Entries supplied |
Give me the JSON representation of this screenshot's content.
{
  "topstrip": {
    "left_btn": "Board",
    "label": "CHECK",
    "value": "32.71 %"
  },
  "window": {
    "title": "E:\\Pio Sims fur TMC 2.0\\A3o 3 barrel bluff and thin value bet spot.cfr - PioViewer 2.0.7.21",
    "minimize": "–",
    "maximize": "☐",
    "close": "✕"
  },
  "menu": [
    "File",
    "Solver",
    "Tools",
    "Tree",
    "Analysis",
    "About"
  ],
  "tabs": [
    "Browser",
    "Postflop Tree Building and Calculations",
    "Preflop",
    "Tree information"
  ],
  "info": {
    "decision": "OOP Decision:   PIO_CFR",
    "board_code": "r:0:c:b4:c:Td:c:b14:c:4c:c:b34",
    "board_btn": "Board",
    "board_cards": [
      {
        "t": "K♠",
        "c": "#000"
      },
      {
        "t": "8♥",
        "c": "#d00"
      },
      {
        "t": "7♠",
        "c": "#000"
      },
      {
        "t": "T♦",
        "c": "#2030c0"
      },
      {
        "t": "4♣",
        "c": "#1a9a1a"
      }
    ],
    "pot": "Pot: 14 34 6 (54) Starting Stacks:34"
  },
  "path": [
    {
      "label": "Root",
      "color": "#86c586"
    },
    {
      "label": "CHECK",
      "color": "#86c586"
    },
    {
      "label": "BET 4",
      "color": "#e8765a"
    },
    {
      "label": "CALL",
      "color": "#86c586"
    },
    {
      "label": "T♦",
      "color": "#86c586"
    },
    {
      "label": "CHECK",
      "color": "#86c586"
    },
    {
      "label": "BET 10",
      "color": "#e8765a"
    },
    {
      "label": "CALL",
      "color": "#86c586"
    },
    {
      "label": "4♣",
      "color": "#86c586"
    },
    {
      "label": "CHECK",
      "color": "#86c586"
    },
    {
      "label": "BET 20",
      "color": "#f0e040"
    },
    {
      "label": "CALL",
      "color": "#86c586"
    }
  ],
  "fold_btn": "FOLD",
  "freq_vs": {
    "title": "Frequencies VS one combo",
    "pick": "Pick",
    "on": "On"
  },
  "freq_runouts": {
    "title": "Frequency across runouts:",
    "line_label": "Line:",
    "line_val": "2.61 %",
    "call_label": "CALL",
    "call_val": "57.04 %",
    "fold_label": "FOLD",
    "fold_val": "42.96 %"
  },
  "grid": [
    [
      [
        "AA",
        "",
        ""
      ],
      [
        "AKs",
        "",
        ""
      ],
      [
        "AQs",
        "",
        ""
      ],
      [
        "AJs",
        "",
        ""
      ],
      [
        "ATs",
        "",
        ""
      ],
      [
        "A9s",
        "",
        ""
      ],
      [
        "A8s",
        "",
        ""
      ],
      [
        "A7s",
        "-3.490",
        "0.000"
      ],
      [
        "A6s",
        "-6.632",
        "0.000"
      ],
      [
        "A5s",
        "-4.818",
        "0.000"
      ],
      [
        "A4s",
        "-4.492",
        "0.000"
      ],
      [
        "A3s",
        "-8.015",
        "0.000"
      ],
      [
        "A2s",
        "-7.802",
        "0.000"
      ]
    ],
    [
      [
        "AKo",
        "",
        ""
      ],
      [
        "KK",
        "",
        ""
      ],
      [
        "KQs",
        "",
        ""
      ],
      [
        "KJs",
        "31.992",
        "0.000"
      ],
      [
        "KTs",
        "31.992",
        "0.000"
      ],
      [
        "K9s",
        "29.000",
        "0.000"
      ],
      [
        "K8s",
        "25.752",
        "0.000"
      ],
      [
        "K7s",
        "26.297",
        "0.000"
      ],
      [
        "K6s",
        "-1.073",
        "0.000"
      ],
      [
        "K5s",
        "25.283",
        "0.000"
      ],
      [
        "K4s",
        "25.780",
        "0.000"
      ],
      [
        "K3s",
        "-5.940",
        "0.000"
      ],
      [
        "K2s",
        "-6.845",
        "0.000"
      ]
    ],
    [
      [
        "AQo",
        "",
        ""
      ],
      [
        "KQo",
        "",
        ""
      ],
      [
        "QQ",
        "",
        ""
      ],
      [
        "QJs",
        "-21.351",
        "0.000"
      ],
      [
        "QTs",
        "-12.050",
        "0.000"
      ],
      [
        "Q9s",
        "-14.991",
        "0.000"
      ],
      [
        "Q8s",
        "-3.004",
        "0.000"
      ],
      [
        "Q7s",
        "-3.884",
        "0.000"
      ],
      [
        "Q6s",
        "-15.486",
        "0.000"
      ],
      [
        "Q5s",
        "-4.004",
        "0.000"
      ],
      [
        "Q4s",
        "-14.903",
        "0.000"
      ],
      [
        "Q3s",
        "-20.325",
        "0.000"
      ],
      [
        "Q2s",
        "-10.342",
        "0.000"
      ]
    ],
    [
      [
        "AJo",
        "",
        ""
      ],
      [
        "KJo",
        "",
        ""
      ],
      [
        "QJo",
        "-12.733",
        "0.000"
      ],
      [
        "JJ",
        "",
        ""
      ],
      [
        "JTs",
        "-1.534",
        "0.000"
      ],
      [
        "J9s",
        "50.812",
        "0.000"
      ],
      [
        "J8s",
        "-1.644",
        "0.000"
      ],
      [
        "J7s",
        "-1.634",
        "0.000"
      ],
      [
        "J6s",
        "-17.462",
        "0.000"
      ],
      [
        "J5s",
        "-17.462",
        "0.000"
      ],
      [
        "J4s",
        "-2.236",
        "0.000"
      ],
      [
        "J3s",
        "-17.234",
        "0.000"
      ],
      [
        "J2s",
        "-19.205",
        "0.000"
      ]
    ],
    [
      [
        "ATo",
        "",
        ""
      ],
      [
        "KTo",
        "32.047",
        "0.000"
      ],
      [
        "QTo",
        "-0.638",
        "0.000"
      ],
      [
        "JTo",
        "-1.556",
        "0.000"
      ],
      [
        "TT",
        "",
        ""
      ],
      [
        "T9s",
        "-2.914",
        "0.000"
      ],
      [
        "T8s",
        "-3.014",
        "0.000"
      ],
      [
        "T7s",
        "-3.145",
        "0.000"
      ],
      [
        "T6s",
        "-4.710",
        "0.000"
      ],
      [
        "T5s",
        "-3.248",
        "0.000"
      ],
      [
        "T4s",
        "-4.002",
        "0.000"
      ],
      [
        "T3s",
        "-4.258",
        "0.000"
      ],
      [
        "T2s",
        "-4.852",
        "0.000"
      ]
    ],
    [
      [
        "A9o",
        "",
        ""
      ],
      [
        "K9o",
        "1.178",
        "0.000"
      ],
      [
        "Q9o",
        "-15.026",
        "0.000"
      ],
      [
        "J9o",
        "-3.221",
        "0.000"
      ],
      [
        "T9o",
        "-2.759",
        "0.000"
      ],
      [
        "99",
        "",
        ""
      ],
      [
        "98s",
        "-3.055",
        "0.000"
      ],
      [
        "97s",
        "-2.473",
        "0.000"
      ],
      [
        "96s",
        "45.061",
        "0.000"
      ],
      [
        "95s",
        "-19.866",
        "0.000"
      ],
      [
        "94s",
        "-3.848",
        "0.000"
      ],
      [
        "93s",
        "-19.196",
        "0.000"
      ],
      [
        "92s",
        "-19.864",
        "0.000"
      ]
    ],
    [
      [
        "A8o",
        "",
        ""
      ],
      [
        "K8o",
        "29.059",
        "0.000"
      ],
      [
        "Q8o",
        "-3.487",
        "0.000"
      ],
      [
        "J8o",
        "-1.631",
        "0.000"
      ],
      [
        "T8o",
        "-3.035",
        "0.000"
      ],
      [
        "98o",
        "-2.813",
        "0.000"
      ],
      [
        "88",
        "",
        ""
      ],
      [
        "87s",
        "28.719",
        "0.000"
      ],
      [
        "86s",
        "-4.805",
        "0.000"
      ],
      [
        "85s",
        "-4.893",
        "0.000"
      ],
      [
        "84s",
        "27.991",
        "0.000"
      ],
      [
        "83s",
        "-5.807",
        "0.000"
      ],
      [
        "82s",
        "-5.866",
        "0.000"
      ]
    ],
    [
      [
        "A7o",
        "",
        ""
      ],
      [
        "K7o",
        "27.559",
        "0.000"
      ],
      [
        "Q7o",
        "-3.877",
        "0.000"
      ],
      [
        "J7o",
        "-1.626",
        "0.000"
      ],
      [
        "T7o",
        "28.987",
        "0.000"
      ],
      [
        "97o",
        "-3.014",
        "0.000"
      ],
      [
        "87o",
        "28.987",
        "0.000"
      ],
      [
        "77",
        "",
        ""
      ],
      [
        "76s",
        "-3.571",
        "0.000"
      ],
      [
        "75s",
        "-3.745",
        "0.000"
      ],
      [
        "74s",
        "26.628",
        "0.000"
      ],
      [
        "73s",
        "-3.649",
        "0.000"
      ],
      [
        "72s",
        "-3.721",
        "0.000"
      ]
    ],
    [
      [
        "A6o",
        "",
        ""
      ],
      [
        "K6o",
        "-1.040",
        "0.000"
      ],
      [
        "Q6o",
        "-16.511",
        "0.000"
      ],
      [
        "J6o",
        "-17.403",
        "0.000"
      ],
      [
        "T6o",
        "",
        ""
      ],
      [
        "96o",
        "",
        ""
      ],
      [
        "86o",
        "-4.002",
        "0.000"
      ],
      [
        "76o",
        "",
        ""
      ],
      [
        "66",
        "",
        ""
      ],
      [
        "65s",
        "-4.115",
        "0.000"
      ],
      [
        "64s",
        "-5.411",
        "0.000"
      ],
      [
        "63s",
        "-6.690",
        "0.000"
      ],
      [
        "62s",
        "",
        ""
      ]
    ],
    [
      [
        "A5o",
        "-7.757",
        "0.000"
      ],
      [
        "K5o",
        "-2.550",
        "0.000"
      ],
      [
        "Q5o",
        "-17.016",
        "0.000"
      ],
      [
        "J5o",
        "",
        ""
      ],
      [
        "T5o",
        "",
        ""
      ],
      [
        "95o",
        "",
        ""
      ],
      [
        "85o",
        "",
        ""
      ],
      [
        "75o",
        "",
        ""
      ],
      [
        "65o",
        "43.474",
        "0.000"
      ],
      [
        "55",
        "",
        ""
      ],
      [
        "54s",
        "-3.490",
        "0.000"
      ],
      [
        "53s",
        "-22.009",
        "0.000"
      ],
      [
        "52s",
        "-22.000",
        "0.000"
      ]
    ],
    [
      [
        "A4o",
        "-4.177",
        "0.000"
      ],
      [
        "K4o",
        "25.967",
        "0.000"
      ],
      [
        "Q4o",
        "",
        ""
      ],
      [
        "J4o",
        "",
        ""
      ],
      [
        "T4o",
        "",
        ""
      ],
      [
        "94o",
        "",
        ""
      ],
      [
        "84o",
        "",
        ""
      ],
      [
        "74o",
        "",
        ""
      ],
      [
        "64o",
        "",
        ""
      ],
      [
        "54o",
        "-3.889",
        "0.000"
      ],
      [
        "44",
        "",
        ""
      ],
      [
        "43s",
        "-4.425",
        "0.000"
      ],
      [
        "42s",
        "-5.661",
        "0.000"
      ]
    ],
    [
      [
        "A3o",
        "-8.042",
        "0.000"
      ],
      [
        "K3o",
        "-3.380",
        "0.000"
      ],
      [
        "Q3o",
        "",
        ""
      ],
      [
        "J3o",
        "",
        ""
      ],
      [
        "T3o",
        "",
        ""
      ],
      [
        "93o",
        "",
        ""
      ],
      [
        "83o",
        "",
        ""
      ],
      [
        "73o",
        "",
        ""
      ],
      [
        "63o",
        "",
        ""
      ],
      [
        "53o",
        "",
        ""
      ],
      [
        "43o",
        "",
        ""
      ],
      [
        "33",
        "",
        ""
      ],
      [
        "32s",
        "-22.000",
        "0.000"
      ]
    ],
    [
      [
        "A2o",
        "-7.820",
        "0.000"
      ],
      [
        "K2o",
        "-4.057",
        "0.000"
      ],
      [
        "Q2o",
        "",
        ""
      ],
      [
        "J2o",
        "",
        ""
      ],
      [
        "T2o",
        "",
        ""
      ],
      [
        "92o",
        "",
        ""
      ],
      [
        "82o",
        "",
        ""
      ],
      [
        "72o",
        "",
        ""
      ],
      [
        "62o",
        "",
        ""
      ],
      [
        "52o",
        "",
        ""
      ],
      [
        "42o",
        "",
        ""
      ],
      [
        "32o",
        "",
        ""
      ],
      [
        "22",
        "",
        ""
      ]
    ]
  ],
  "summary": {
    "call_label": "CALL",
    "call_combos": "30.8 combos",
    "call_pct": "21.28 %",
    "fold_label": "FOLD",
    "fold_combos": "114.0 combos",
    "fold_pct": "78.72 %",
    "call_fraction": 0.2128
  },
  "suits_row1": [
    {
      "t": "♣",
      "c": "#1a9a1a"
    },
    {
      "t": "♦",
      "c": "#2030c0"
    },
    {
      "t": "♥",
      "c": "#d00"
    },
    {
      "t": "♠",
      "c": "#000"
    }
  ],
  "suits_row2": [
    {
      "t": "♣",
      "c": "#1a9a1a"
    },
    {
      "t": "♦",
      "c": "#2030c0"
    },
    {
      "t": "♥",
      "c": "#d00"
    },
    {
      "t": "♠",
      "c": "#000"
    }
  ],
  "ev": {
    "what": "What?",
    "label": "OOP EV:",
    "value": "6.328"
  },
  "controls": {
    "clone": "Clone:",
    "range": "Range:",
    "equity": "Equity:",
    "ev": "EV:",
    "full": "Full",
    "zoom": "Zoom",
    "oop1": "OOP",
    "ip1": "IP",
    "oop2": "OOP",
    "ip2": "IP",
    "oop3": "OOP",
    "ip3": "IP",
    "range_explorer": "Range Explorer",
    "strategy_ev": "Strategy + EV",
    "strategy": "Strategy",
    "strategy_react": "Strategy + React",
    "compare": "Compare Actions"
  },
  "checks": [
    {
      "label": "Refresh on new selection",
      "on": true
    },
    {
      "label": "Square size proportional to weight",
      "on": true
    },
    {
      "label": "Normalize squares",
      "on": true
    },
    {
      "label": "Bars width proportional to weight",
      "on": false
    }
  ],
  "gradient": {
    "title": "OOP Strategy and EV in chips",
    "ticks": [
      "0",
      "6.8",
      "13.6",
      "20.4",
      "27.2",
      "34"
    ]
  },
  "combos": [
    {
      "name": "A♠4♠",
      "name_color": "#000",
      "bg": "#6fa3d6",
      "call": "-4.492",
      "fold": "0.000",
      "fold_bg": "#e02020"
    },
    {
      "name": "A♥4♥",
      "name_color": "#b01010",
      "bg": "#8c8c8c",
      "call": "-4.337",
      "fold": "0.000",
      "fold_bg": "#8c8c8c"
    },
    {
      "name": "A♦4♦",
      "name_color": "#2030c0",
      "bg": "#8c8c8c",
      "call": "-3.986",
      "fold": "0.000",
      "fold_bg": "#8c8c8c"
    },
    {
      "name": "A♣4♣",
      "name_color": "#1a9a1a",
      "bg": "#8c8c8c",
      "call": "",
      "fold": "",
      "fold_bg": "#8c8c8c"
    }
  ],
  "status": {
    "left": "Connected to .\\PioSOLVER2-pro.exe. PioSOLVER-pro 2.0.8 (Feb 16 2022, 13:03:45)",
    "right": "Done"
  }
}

Challenge |
Copy each line above that contains the string "Strategy".

Task solution |
    "strategy_ev": "Strategy + EV",
    "strategy": "Strategy",
    "strategy_react": "Strategy + React",
    "title": "OOP Strategy and EV in chips",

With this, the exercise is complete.